THE TASK | Reproduce the rows verbatim, from the first row through the row that contains "bar — [370, 506, 392, 538]", including that row.

DATA |
§
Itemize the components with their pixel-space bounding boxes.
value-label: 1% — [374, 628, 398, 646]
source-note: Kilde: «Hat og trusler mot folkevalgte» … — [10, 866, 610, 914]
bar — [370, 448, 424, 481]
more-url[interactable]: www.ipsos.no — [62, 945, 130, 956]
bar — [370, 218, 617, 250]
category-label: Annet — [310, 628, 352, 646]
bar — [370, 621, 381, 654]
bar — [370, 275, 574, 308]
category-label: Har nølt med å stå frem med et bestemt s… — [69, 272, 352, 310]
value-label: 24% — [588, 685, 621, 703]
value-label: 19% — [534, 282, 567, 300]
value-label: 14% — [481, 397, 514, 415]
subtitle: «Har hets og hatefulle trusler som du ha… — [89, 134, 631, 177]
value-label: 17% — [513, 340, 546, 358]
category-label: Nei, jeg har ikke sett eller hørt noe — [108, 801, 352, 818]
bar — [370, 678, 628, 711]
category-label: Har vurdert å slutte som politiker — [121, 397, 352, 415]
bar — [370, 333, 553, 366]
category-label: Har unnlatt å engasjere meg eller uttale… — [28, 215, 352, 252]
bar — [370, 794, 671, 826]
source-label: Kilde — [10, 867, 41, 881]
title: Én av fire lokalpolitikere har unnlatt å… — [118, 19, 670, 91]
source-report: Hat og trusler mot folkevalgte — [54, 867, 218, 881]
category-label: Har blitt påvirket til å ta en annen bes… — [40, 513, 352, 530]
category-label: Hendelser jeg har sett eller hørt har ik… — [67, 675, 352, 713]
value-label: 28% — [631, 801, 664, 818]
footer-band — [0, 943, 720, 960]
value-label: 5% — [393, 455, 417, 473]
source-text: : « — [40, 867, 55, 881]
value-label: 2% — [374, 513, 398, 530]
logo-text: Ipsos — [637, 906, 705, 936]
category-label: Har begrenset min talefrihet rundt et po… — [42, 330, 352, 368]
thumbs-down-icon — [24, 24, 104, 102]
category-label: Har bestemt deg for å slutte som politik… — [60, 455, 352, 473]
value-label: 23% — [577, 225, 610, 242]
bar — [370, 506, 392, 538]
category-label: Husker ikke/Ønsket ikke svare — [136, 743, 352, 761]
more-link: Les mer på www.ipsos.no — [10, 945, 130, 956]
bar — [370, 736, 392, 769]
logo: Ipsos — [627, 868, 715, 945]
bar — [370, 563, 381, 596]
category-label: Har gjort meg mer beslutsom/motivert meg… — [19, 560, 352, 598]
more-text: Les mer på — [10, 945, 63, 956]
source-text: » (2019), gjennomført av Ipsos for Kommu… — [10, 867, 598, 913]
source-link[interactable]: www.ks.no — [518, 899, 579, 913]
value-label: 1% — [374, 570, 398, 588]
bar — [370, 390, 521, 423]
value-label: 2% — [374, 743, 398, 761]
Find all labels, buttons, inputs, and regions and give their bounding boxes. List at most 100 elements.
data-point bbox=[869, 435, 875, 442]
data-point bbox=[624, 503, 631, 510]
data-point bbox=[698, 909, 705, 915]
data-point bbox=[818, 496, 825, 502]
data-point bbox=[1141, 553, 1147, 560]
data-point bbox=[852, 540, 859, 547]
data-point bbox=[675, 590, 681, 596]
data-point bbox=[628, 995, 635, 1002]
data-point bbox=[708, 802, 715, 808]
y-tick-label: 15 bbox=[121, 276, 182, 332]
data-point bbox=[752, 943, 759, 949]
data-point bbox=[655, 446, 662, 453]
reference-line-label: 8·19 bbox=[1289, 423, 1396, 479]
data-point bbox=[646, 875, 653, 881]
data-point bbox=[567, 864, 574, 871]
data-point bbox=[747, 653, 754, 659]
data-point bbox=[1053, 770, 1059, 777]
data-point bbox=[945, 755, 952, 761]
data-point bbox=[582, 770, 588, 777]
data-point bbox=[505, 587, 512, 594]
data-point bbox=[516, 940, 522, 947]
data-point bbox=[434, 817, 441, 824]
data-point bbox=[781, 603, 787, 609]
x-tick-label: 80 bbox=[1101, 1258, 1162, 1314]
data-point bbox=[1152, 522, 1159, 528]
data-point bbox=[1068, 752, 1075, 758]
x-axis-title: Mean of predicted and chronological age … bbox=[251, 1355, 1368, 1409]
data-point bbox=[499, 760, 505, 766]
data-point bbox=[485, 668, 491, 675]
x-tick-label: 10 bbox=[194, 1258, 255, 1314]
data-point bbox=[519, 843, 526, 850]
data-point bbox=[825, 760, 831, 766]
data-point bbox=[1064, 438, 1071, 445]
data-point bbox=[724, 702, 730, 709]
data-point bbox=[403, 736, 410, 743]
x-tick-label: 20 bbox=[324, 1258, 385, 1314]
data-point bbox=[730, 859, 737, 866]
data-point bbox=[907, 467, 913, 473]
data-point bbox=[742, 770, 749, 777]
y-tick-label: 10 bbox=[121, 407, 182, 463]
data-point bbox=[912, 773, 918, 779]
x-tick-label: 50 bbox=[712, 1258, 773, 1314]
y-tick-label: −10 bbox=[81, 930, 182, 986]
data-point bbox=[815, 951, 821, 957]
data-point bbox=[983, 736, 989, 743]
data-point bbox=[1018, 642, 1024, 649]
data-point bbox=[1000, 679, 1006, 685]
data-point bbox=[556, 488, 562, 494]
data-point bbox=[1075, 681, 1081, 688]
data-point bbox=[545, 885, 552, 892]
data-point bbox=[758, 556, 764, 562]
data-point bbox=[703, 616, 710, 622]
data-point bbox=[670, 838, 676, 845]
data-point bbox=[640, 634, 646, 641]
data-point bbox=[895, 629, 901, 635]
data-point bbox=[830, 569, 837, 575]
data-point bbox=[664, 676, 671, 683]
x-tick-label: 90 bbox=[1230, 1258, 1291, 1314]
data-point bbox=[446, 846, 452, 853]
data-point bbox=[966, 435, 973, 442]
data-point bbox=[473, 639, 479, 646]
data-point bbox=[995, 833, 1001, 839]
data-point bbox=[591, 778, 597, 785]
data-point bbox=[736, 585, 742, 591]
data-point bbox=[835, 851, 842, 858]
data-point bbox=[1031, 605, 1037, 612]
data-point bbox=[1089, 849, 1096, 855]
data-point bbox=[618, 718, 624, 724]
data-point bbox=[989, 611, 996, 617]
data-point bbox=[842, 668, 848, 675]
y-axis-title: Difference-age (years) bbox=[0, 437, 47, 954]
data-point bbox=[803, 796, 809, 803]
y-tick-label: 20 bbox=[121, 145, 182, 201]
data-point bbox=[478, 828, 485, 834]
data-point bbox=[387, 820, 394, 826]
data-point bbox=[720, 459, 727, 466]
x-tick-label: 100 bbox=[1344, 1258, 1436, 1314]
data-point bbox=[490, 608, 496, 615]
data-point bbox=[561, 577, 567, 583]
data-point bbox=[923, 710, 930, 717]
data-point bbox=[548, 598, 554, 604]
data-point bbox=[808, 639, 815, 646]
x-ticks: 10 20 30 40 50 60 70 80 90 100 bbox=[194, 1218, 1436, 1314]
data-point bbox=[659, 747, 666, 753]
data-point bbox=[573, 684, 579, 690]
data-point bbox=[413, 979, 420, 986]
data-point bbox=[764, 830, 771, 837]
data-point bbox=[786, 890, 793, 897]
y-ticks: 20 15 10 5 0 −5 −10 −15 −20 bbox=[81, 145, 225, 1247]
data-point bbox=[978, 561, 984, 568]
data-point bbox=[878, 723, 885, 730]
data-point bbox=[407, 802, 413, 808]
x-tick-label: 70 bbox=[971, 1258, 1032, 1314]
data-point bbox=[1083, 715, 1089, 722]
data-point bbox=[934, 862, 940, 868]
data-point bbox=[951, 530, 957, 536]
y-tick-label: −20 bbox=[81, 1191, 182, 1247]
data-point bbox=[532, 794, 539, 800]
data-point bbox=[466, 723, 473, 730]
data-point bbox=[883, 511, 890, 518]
§
ANSWER TO THIS TASK |
Itemize the components with their pixel-space bounding boxes.
value-label: 1% — [374, 628, 398, 646]
source-note: Kilde: «Hat og trusler mot folkevalgte» … — [10, 866, 610, 914]
bar — [370, 448, 424, 481]
more-url[interactable]: www.ipsos.no — [62, 945, 130, 956]
bar — [370, 218, 617, 250]
category-label: Annet — [310, 628, 352, 646]
bar — [370, 621, 381, 654]
bar — [370, 275, 574, 308]
category-label: Har nølt med å stå frem med et bestemt s… — [69, 272, 352, 310]
value-label: 24% — [588, 685, 621, 703]
value-label: 19% — [534, 282, 567, 300]
value-label: 14% — [481, 397, 514, 415]
subtitle: «Har hets og hatefulle trusler som du ha… — [89, 134, 631, 177]
value-label: 17% — [513, 340, 546, 358]
category-label: Nei, jeg har ikke sett eller hørt noe — [108, 801, 352, 818]
bar — [370, 678, 628, 711]
category-label: Har vurdert å slutte som politiker — [121, 397, 352, 415]
bar — [370, 333, 553, 366]
category-label: Har unnlatt å engasjere meg eller uttale… — [28, 215, 352, 252]
bar — [370, 794, 671, 826]
source-label: Kilde — [10, 867, 41, 881]
title: Én av fire lokalpolitikere har unnlatt å… — [118, 19, 670, 91]
source-report: Hat og trusler mot folkevalgte — [54, 867, 218, 881]
category-label: Har blitt påvirket til å ta en annen bes… — [40, 513, 352, 530]
category-label: Hendelser jeg har sett eller hørt har ik… — [67, 675, 352, 713]
value-label: 28% — [631, 801, 664, 818]
footer-band — [0, 943, 720, 960]
value-label: 5% — [393, 455, 417, 473]
source-text: : « — [40, 867, 55, 881]
value-label: 2% — [374, 513, 398, 530]
logo-text: Ipsos — [637, 906, 705, 936]
category-label: Har begrenset min talefrihet rundt et po… — [42, 330, 352, 368]
thumbs-down-icon — [24, 24, 104, 102]
category-label: Har bestemt deg for å slutte som politik… — [60, 455, 352, 473]
value-label: 23% — [577, 225, 610, 242]
bar — [370, 506, 392, 538]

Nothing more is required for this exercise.